══ Extracted information ══
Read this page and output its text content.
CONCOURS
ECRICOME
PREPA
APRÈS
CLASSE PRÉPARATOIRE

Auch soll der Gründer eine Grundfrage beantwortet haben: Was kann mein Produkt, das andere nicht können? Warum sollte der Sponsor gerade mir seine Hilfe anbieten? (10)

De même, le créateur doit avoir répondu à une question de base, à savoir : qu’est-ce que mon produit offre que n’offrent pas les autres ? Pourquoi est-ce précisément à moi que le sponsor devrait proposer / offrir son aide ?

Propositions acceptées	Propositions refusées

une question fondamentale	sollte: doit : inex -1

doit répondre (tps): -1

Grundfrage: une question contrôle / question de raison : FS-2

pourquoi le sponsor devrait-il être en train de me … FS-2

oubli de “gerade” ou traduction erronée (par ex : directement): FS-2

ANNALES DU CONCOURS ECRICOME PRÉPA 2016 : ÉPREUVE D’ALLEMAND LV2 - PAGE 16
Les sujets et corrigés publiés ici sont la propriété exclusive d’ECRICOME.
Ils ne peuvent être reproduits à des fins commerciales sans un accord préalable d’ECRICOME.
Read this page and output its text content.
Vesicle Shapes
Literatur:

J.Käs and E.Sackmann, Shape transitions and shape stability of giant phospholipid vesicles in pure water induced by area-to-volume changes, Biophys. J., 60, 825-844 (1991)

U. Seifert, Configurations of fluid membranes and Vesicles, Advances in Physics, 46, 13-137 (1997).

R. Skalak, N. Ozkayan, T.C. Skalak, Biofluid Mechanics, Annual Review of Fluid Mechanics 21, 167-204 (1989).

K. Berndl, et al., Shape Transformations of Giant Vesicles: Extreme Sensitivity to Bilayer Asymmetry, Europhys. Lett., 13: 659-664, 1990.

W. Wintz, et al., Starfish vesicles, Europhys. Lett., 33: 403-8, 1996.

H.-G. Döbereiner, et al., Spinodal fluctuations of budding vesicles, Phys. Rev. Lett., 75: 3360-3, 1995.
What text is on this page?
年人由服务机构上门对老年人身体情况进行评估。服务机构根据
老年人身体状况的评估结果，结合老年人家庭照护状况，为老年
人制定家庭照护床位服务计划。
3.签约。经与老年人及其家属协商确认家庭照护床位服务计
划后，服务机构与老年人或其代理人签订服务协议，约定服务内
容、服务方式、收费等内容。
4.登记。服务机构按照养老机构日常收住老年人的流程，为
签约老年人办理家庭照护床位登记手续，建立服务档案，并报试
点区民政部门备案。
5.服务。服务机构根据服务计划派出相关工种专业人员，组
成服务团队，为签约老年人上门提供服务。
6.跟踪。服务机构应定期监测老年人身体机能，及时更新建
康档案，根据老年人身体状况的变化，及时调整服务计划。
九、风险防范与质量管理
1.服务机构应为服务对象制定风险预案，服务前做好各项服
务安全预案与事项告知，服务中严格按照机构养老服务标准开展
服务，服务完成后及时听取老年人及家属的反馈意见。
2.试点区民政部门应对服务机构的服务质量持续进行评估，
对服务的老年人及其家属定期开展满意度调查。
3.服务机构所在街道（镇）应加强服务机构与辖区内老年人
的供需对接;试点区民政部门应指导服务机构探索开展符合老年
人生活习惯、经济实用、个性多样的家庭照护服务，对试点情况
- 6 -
═══
Repeat all the entries word for word.

Read this page and output its text content.
CONCOURS
ECRICOME
PREPA
APRÈS
CLASSE PRÉPARATOIRE

Auch soll der Gründer eine Grundfrage beantwortet haben: Was kann mein Produkt, das andere nicht können? Warum sollte der Sponsor gerade mir seine Hilfe anbieten? (10)

De même, le créateur doit avoir répondu à une question de base, à savoir : qu’est-ce que mon produit offre que n’offrent pas les autres ? Pourquoi est-ce précisément à moi que le sponsor devrait proposer / offrir son aide ?

Propositions acceptées	Propositions refusées

une question fondamentale	sollte: doit : inex -1

doit répondre (tps): -1

Grundfrage: une question contrôle / question de raison : FS-2

pourquoi le sponsor devrait-il être en train de me … FS-2

oubli de “gerade” ou traduction erronée (par ex : directement): FS-2

ANNALES DU CONCOURS ECRICOME PRÉPA 2016 : ÉPREUVE D’ALLEMAND LV2 - PAGE 16
Les sujets et corrigés publiés ici sont la propriété exclusive d’ECRICOME.
Ils ne peuvent être reproduits à des fins commerciales sans un accord préalable d’ECRICOME.
Read this page and output its text content.
Vesicle Shapes
Literatur:

J.Käs and E.Sackmann, Shape transitions and shape stability of giant phospholipid vesicles in pure water induced by area-to-volume changes, Biophys. J., 60, 825-844 (1991)

U. Seifert, Configurations of fluid membranes and Vesicles, Advances in Physics, 46, 13-137 (1997).

R. Skalak, N. Ozkayan, T.C. Skalak, Biofluid Mechanics, Annual Review of Fluid Mechanics 21, 167-204 (1989).

K. Berndl, et al., Shape Transformations of Giant Vesicles: Extreme Sensitivity to Bilayer Asymmetry, Europhys. Lett., 13: 659-664, 1990.

W. Wintz, et al., Starfish vesicles, Europhys. Lett., 33: 403-8, 1996.

H.-G. Döbereiner, et al., Spinodal fluctuations of budding vesicles, Phys. Rev. Lett., 75: 3360-3, 1995.
What text is on this page?
年人由服务机构上门对老年人身体情况进行评估。服务机构根据
老年人身体状况的评估结果，结合老年人家庭照护状况，为老年
人制定家庭照护床位服务计划。
3.签约。经与老年人及其家属协商确认家庭照护床位服务计
划后，服务机构与老年人或其代理人签订服务协议，约定服务内
容、服务方式、收费等内容。
4.登记。服务机构按照养老机构日常收住老年人的流程，为
签约老年人办理家庭照护床位登记手续，建立服务档案，并报试
点区民政部门备案。
5.服务。服务机构根据服务计划派出相关工种专业人员，组
成服务团队，为签约老年人上门提供服务。
6.跟踪。服务机构应定期监测老年人身体机能，及时更新建
康档案，根据老年人身体状况的变化，及时调整服务计划。
九、风险防范与质量管理
1.服务机构应为服务对象制定风险预案，服务前做好各项服
务安全预案与事项告知，服务中严格按照机构养老服务标准开展
服务，服务完成后及时听取老年人及家属的反馈意见。
2.试点区民政部门应对服务机构的服务质量持续进行评估，
对服务的老年人及其家属定期开展满意度调查。
3.服务机构所在街道（镇）应加强服务机构与辖区内老年人
的供需对接;试点区民政部门应指导服务机构探索开展符合老年
人生活习惯、经济实用、个性多样的家庭照护服务，对试点情况
- 6 -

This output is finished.